[Records from a dataset]
-- START --

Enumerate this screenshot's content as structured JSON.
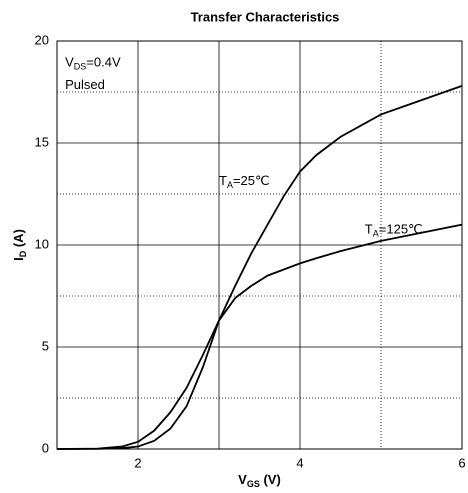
{
  "chart_data": {
    "type": "line",
    "title": "Transfer Characteristics",
    "xlabel": [
      "V",
      "GS",
      " (V)"
    ],
    "ylabel": [
      "I",
      "D",
      " (A)"
    ],
    "annotations": [
      {
        "parts": [
          "V",
          "DS",
          "=0.4V"
        ],
        "x": 1.1,
        "y": 18.9
      },
      {
        "parts": [
          "Pulsed"
        ],
        "x": 1.1,
        "y": 17.8
      },
      {
        "parts": [
          "T",
          "A",
          "=25℃"
        ],
        "x": 3.0,
        "y": 13.1
      },
      {
        "parts": [
          "T",
          "A",
          "=125℃"
        ],
        "x": 4.8,
        "y": 10.7
      }
    ],
    "x": [
      1,
      1.5,
      1.8,
      2,
      2.2,
      2.4,
      2.6,
      2.8,
      3.0,
      3.2,
      3.4,
      3.6,
      3.8,
      4.0,
      4.2,
      4.5,
      5,
      5.5,
      6
    ],
    "series": [
      {
        "name": "TA=25℃",
        "color": "#000000",
        "values": [
          0,
          0.02,
          0.12,
          0.35,
          0.9,
          1.8,
          3.0,
          4.6,
          6.3,
          8.0,
          9.6,
          11.0,
          12.4,
          13.6,
          14.4,
          15.3,
          16.4,
          17.1,
          17.8
        ]
      },
      {
        "name": "TA=125℃",
        "color": "#000000",
        "values": [
          0,
          0.005,
          0.04,
          0.12,
          0.4,
          1.0,
          2.1,
          4.0,
          6.3,
          7.4,
          8.0,
          8.5,
          8.8,
          9.1,
          9.35,
          9.7,
          10.2,
          10.6,
          11.0
        ]
      }
    ],
    "xlim": [
      1,
      6
    ],
    "ylim": [
      0,
      20
    ],
    "xticks": [
      2,
      4,
      6
    ],
    "yticks": [
      0,
      5,
      10,
      15,
      20
    ],
    "xgrid_solid": [
      3
    ],
    "xgrid_dotted": [
      5
    ],
    "ygrid_dotted": [
      2.5,
      7.5,
      12.5,
      17.5
    ],
    "grid": true
  }
}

-- END --

Do this —
Transcribe the listing above verbatim. Omit the pictures.

Problem solution —
Enumerate this screenshot's content as structured JSON.
{
  "chart_data": {
    "type": "line",
    "title": "Transfer Characteristics",
    "xlabel": [
      "V",
      "GS",
      " (V)"
    ],
    "ylabel": [
      "I",
      "D",
      " (A)"
    ],
    "annotations": [
      {
        "parts": [
          "V",
          "DS",
          "=0.4V"
        ],
        "x": 1.1,
        "y": 18.9
      },
      {
        "parts": [
          "Pulsed"
        ],
        "x": 1.1,
        "y": 17.8
      },
      {
        "parts": [
          "T",
          "A",
          "=25℃"
        ],
        "x": 3.0,
        "y": 13.1
      },
      {
        "parts": [
          "T",
          "A",
          "=125℃"
        ],
        "x": 4.8,
        "y": 10.7
      }
    ],
    "x": [
      1,
      1.5,
      1.8,
      2,
      2.2,
      2.4,
      2.6,
      2.8,
      3.0,
      3.2,
      3.4,
      3.6,
      3.8,
      4.0,
      4.2,
      4.5,
      5,
      5.5,
      6
    ],
    "series": [
      {
        "name": "TA=25℃",
        "color": "#000000",
        "values": [
          0,
          0.02,
          0.12,
          0.35,
          0.9,
          1.8,
          3.0,
          4.6,
          6.3,
          8.0,
          9.6,
          11.0,
          12.4,
          13.6,
          14.4,
          15.3,
          16.4,
          17.1,
          17.8
        ]
      },
      {
        "name": "TA=125℃",
        "color": "#000000",
        "values": [
          0,
          0.005,
          0.04,
          0.12,
          0.4,
          1.0,
          2.1,
          4.0,
          6.3,
          7.4,
          8.0,
          8.5,
          8.8,
          9.1,
          9.35,
          9.7,
          10.2,
          10.6,
          11.0
        ]
      }
    ],
    "xlim": [
      1,
      6
    ],
    "ylim": [
      0,
      20
    ],
    "xticks": [
      2,
      4,
      6
    ],
    "yticks": [
      0,
      5,
      10,
      15,
      20
    ],
    "xgrid_solid": [
      3
    ],
    "xgrid_dotted": [
      5
    ],
    "ygrid_dotted": [
      2.5,
      7.5,
      12.5,
      17.5
    ],
    "grid": true
  }
}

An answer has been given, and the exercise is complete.